### ZITIERTER TEXTAUSZUG
::::

Für geflüchtete Kinder und Jugendliche ist Bildung das zentrale Fundament für ihre Lebenslaufbahn. Der freie Zugang zu Bildung, das Recht auf Gleichbehandlung sowie kulturelle und soziale Teilhabe sind grundlegende UNO-Kinderrechte.
Laut Konzept zum Betrieb von Schulen in Kollektivunterkünften verfolgen diese Schulen u.a. das Ziel, die Schülerinnen und Schüler gezielt auf einen Übertritt in die Regelstrukturen vorzubereiten. Ziffer 19 regelt den Aufenthalt in den Schulen in Kollektivunterkünften und unterscheidet zwischen Kindern und Jugendlichen mit hängigen Verfahren und mit vorläufiger Aufnahme. Für Kinder und Jugendliche mit hängigen Verfahren gilt: "Sind die entsprechenden schulischen Voraussetzungen gegeben und die nötigen sprachlichen Kompetenzen (…) gegeben, wird die Schul- und Ressortleitung Unterbringung und Betreuung beauftragt, zusammen mit den Betroffenen (…) die notwendigen Schritte für den Eintritt in die Regelschule einzuleiten." (S. 12).
Alle Beteiligten leisten enorme Arbeit, um das geltende Konzept bestmöglich umzusetzen. Für das sorgfältige Ankommen und den Spracherwerb ist der Start in der Schule einer Kollektivunterkunft sinnvoll. In Bezug auf einen raschen Übertritt in die Regelschule zeigen sich in der Praxis jedoch strukturelle Mängel.

::::

### ARBEITSAUFTRÄGE
(1) Ändere im Textauszug die Stelle zwischen „Alle Beteiligten leisten" und „jedoch strukturelle Mängel.", beides eingeschlossen, indem du „strukturelle Mängel" durch „organisatorische Hürden" ersetzt.
(2) Beantworte anhand des Textauszugs:
(a) Welche grundlegenden UNO-Kinderrechte werden genannt?
(b) Welche Ziffer des Konzepts regelt den Aufenthalt in den Schulen in Kollektivunterkünften?
(c) Wofür ist der Start in der Schule einer Kollektivunterkunft sinnvoll?

### ROHDATEN
::::

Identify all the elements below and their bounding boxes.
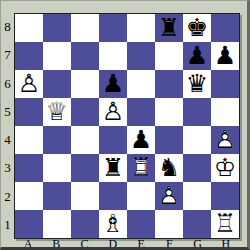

::::

### ANTWORTEN IM EINZELNEN
(1)
Alle Beteiligten leisten enorme Arbeit, um das geltende Konzept bestmöglich umzusetzen. Für das sorgfältige Ankommen und den Spracherwerb ist der Start in der Schule einer Kollektivunterkunft sinnvoll. In Bezug auf einen raschen Übertritt in die Regelschule zeigen sich in der Praxis jedoch organisatorische Hürden.

(2)
(a) Der freie Zugang zu Bildung, das Recht auf Gleichbehandlung sowie kulturelle und soziale Teilhabe.
(b) Ziffer 19.
(c) Für das sorgfältige Ankommen und den Spracherwerb.